INPUT DATA |
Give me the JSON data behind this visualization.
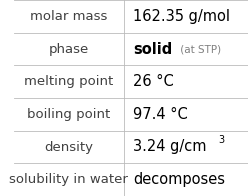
{
  "rows": [
    {
      "label": "molar mass",
      "value": "162.35 g/mol",
      "type": "normal"
    },
    {
      "label": "phase",
      "value": "solid",
      "type": "phase",
      "suffix": " (at STP)"
    },
    {
      "label": "melting point",
      "value": "26 °C",
      "type": "normal"
    },
    {
      "label": "boiling point",
      "value": "97.4 °C",
      "type": "normal"
    },
    {
      "label": "density",
      "value": "3.24 g/cm",
      "type": "super",
      "superscript": "3"
    },
    {
      "label": "solubility in water",
      "value": "decomposes",
      "type": "normal"
    }
  ],
  "col_split": 0.472,
  "bg_color": "#ffffff",
  "grid_color": "#bbbbbb",
  "label_color": "#404040",
  "value_color": "#000000",
  "suffix_color": "#808080",
  "label_fontsize": 9.5,
  "value_fontsize": 10.5,
  "suffix_fontsize": 7.5,
  "super_fontsize": 7.0
}
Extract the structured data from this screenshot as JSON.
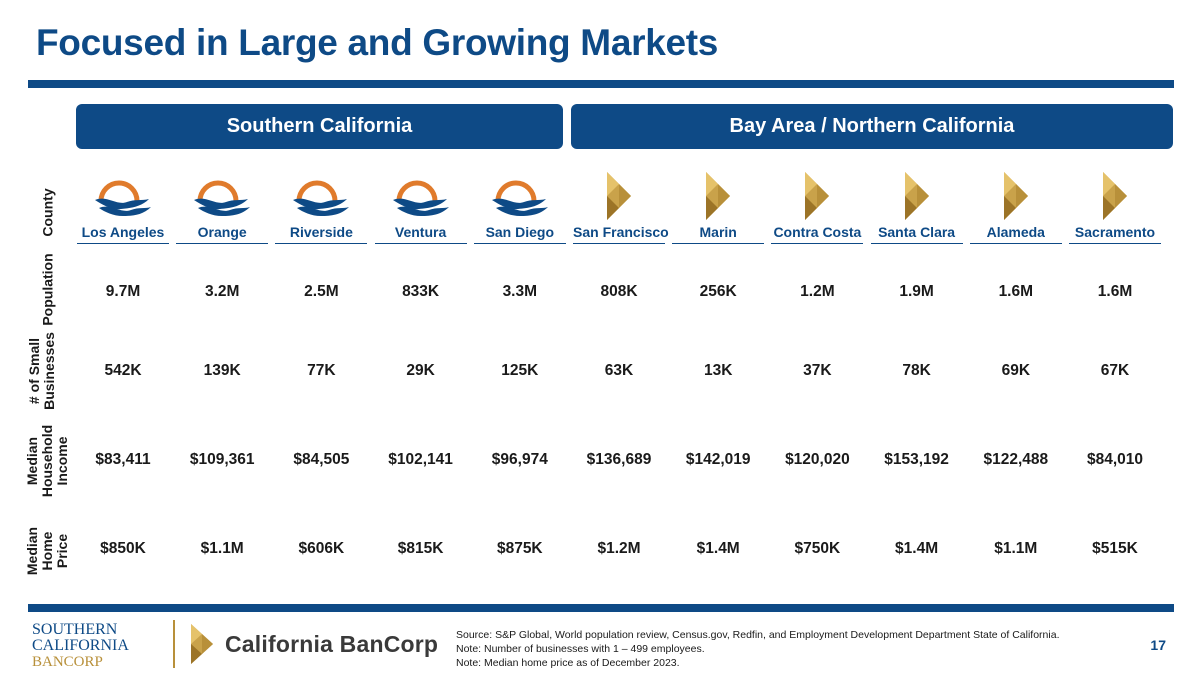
{
  "title": "Focused in Large and Growing Markets",
  "regions": {
    "south": "Southern California",
    "north": "Bay Area / Northern California"
  },
  "row_labels": {
    "county": "County",
    "population": "Population",
    "businesses": [
      "# of Small",
      "Businesses"
    ],
    "income": [
      "Median",
      "Household",
      "Income"
    ],
    "home": [
      "Median",
      "Home",
      "Price"
    ]
  },
  "counties": [
    {
      "name": "Los Angeles",
      "brand": "southern",
      "population": "9.7M",
      "businesses": "542K",
      "income": "$83,411",
      "home_price": "$850K"
    },
    {
      "name": "Orange",
      "brand": "southern",
      "population": "3.2M",
      "businesses": "139K",
      "income": "$109,361",
      "home_price": "$1.1M"
    },
    {
      "name": "Riverside",
      "brand": "southern",
      "population": "2.5M",
      "businesses": "77K",
      "income": "$84,505",
      "home_price": "$606K"
    },
    {
      "name": "Ventura",
      "brand": "southern",
      "population": "833K",
      "businesses": "29K",
      "income": "$102,141",
      "home_price": "$815K"
    },
    {
      "name": "San Diego",
      "brand": "southern",
      "population": "3.3M",
      "businesses": "125K",
      "income": "$96,974",
      "home_price": "$875K"
    },
    {
      "name": "San Francisco",
      "brand": "california",
      "population": "808K",
      "businesses": "63K",
      "income": "$136,689",
      "home_price": "$1.2M"
    },
    {
      "name": "Marin",
      "brand": "california",
      "population": "256K",
      "businesses": "13K",
      "income": "$142,019",
      "home_price": "$1.4M"
    },
    {
      "name": "Contra Costa",
      "brand": "california",
      "population": "1.2M",
      "businesses": "37K",
      "income": "$120,020",
      "home_price": "$750K"
    },
    {
      "name": "Santa Clara",
      "brand": "california",
      "population": "1.9M",
      "businesses": "78K",
      "income": "$153,192",
      "home_price": "$1.4M"
    },
    {
      "name": "Alameda",
      "brand": "california",
      "population": "1.6M",
      "businesses": "69K",
      "income": "$122,488",
      "home_price": "$1.1M"
    },
    {
      "name": "Sacramento",
      "brand": "california",
      "population": "1.6M",
      "businesses": "67K",
      "income": "$84,010",
      "home_price": "$515K"
    }
  ],
  "footer": {
    "logo1": [
      "SOUTHERN",
      "CALIFORNIA",
      "BANCORP"
    ],
    "logo2": "California BanCorp",
    "source_lines": [
      "Source: S&P Global, World population review, Census.gov, Redfin, and Employment Development Department State of California.",
      "Note: Number of businesses with 1 – 499 employees.",
      "Note: Median home price as of December 2023."
    ],
    "page_number": "17"
  },
  "colors": {
    "brand_blue": "#0e4a86",
    "wave_orange": "#e07b2c",
    "gold": "#b8903a"
  }
}
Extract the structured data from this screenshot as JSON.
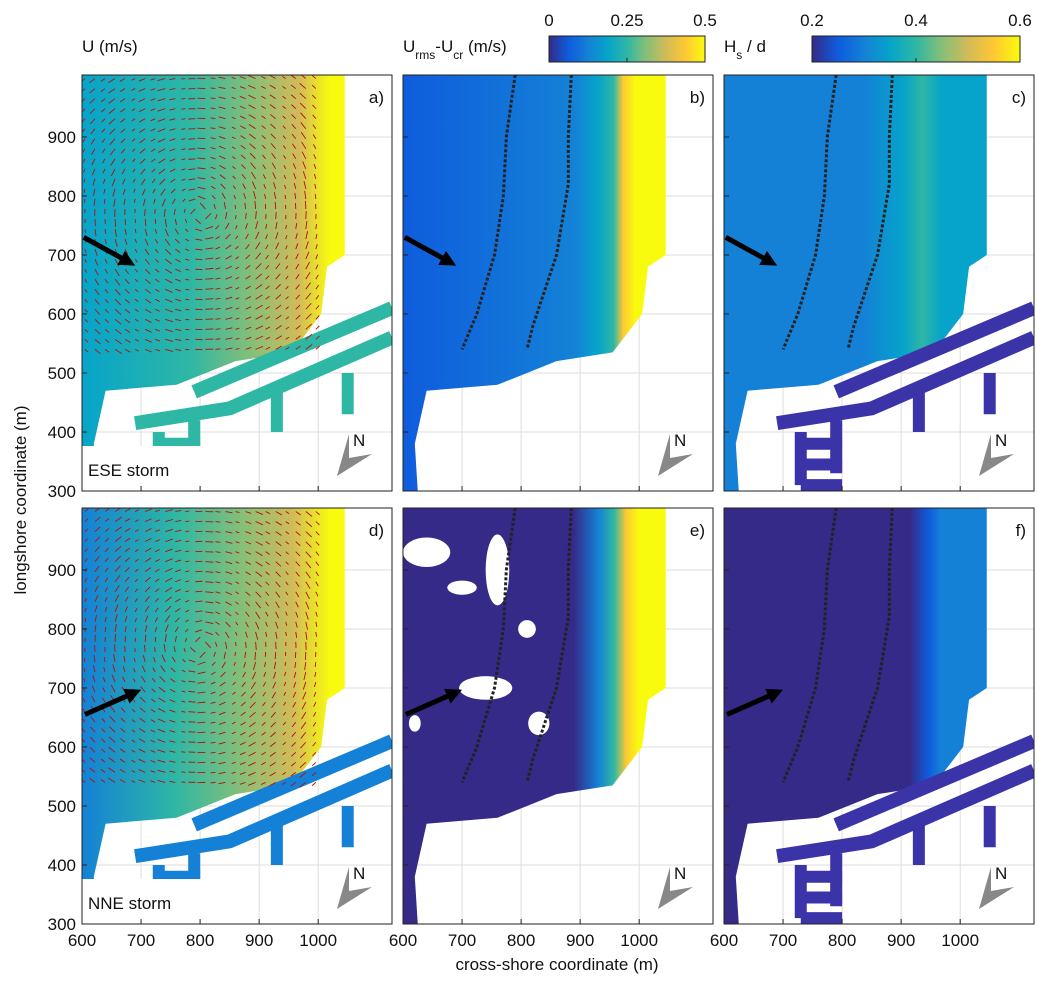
{
  "chart_data": {
    "type": "heatmap-grid",
    "xlabel": "cross-shore coordinate (m)",
    "ylabel": "longshore coordinate (m)",
    "xlim": [
      600,
      1125
    ],
    "ylim": [
      300,
      1005
    ],
    "xticks": [
      600,
      700,
      800,
      900,
      1000
    ],
    "yticks": [
      300,
      400,
      500,
      600,
      700,
      800,
      900
    ],
    "grid": true,
    "colormap": [
      "#352a87",
      "#0f5cdd",
      "#1481d6",
      "#06a4ca",
      "#2eb7a4",
      "#87bf77",
      "#d1bb59",
      "#fec832",
      "#f9fb0e"
    ],
    "columns": [
      {
        "title": [
          "U (m/s)"
        ]
      },
      {
        "title": [
          "U",
          "rms",
          "-U",
          "cr",
          " (m/s)"
        ],
        "colorbar": {
          "lim": [
            0,
            0.5
          ],
          "ticks": [
            0,
            0.25,
            0.5
          ]
        }
      },
      {
        "title": [
          "H",
          "s",
          " / d"
        ],
        "colorbar": {
          "lim": [
            0.2,
            0.6
          ],
          "ticks": [
            0.2,
            0.4,
            0.6
          ]
        }
      }
    ],
    "panels": [
      {
        "label": "a)",
        "storm": "ESE storm"
      },
      {
        "label": "b)"
      },
      {
        "label": "c)"
      },
      {
        "label": "d)",
        "storm": "NNE storm"
      },
      {
        "label": "e)"
      },
      {
        "label": "f)"
      }
    ],
    "north_label": "N"
  }
}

EXERCISE REQUIREMENTS | Write out the records above exactly as they appear, leaving out any pictures.

WRITTEN ANSWER |
Give me the JSON data behind this visualization.
{
  "rows": [
    {
      "label": "molar mass",
      "value": "162.35 g/mol",
      "type": "normal"
    },
    {
      "label": "phase",
      "value": "solid",
      "type": "phase",
      "suffix": " (at STP)"
    },
    {
      "label": "melting point",
      "value": "26 °C",
      "type": "normal"
    },
    {
      "label": "boiling point",
      "value": "97.4 °C",
      "type": "normal"
    },
    {
      "label": "density",
      "value": "3.24 g/cm",
      "type": "super",
      "superscript": "3"
    },
    {
      "label": "solubility in water",
      "value": "decomposes",
      "type": "normal"
    }
  ],
  "col_split": 0.472,
  "bg_color": "#ffffff",
  "grid_color": "#bbbbbb",
  "label_color": "#404040",
  "value_color": "#000000",
  "suffix_color": "#808080",
  "label_fontsize": 9.5,
  "value_fontsize": 10.5,
  "suffix_fontsize": 7.5,
  "super_fontsize": 7.0
}
Extract the structured data from this screenshot as JSON.
{
  "title": "Focused in Large and Growing Markets",
  "regions": {
    "south": "Southern California",
    "north": "Bay Area / Northern California"
  },
  "row_labels": {
    "county": "County",
    "population": "Population",
    "businesses": [
      "# of Small",
      "Businesses"
    ],
    "income": [
      "Median",
      "Household",
      "Income"
    ],
    "home": [
      "Median",
      "Home",
      "Price"
    ]
  },
  "counties": [
    {
      "name": "Los Angeles",
      "brand": "southern",
      "population": "9.7M",
      "businesses": "542K",
      "income": "$83,411",
      "home_price": "$850K"
    },
    {
      "name": "Orange",
      "brand": "southern",
      "population": "3.2M",
      "businesses": "139K",
      "income": "$109,361",
      "home_price": "$1.1M"
    },
    {
      "name": "Riverside",
      "brand": "southern",
      "population": "2.5M",
      "businesses": "77K",
      "income": "$84,505",
      "home_price": "$606K"
    },
    {
      "name": "Ventura",
      "brand": "southern",
      "population": "833K",
      "businesses": "29K",
      "income": "$102,141",
      "home_price": "$815K"
    },
    {
      "name": "San Diego",
      "brand": "southern",
      "population": "3.3M",
      "businesses": "125K",
      "income": "$96,974",
      "home_price": "$875K"
    },
    {
      "name": "San Francisco",
      "brand": "california",
      "population": "808K",
      "businesses": "63K",
      "income": "$136,689",
      "home_price": "$1.2M"
    },
    {
      "name": "Marin",
      "brand": "california",
      "population": "256K",
      "businesses": "13K",
      "income": "$142,019",
      "home_price": "$1.4M"
    },
    {
      "name": "Contra Costa",
      "brand": "california",
      "population": "1.2M",
      "businesses": "37K",
      "income": "$120,020",
      "home_price": "$750K"
    },
    {
      "name": "Santa Clara",
      "brand": "california",
      "population": "1.9M",
      "businesses": "78K",
      "income": "$153,192",
      "home_price": "$1.4M"
    },
    {
      "name": "Alameda",
      "brand": "california",
      "population": "1.6M",
      "businesses": "69K",
      "income": "$122,488",
      "home_price": "$1.1M"
    },
    {
      "name": "Sacramento",
      "brand": "california",
      "population": "1.6M",
      "businesses": "67K",
      "income": "$84,010",
      "home_price": "$515K"
    }
  ],
  "footer": {
    "logo1": [
      "SOUTHERN",
      "CALIFORNIA",
      "BANCORP"
    ],
    "logo2": "California BanCorp",
    "source_lines": [
      "Source: S&P Global, World population review, Census.gov, Redfin, and Employment Development Department State of California.",
      "Note: Number of businesses with 1 – 499 employees.",
      "Note: Median home price as of December 2023."
    ],
    "page_number": "17"
  },
  "colors": {
    "brand_blue": "#0e4a86",
    "wave_orange": "#e07b2c",
    "gold": "#b8903a"
  }
}
Extract the structured data from this screenshot as JSON.
{
  "chart_data": {
    "type": "heatmap-grid",
    "xlabel": "cross-shore coordinate (m)",
    "ylabel": "longshore coordinate (m)",
    "xlim": [
      600,
      1125
    ],
    "ylim": [
      300,
      1005
    ],
    "xticks": [
      600,
      700,
      800,
      900,
      1000
    ],
    "yticks": [
      300,
      400,
      500,
      600,
      700,
      800,
      900
    ],
    "grid": true,
    "colormap": [
      "#352a87",
      "#0f5cdd",
      "#1481d6",
      "#06a4ca",
      "#2eb7a4",
      "#87bf77",
      "#d1bb59",
      "#fec832",
      "#f9fb0e"
    ],
    "columns": [
      {
        "title": [
          "U (m/s)"
        ]
      },
      {
        "title": [
          "U",
          "rms",
          "-U",
          "cr",
          " (m/s)"
        ],
        "colorbar": {
          "lim": [
            0,
            0.5
          ],
          "ticks": [
            0,
            0.25,
            0.5
          ]
        }
      },
      {
        "title": [
          "H",
          "s",
          " / d"
        ],
        "colorbar": {
          "lim": [
            0.2,
            0.6
          ],
          "ticks": [
            0.2,
            0.4,
            0.6
          ]
        }
      }
    ],
    "panels": [
      {
        "label": "a)",
        "storm": "ESE storm"
      },
      {
        "label": "b)"
      },
      {
        "label": "c)"
      },
      {
        "label": "d)",
        "storm": "NNE storm"
      },
      {
        "label": "e)"
      },
      {
        "label": "f)"
      }
    ],
    "north_label": "N"
  }
}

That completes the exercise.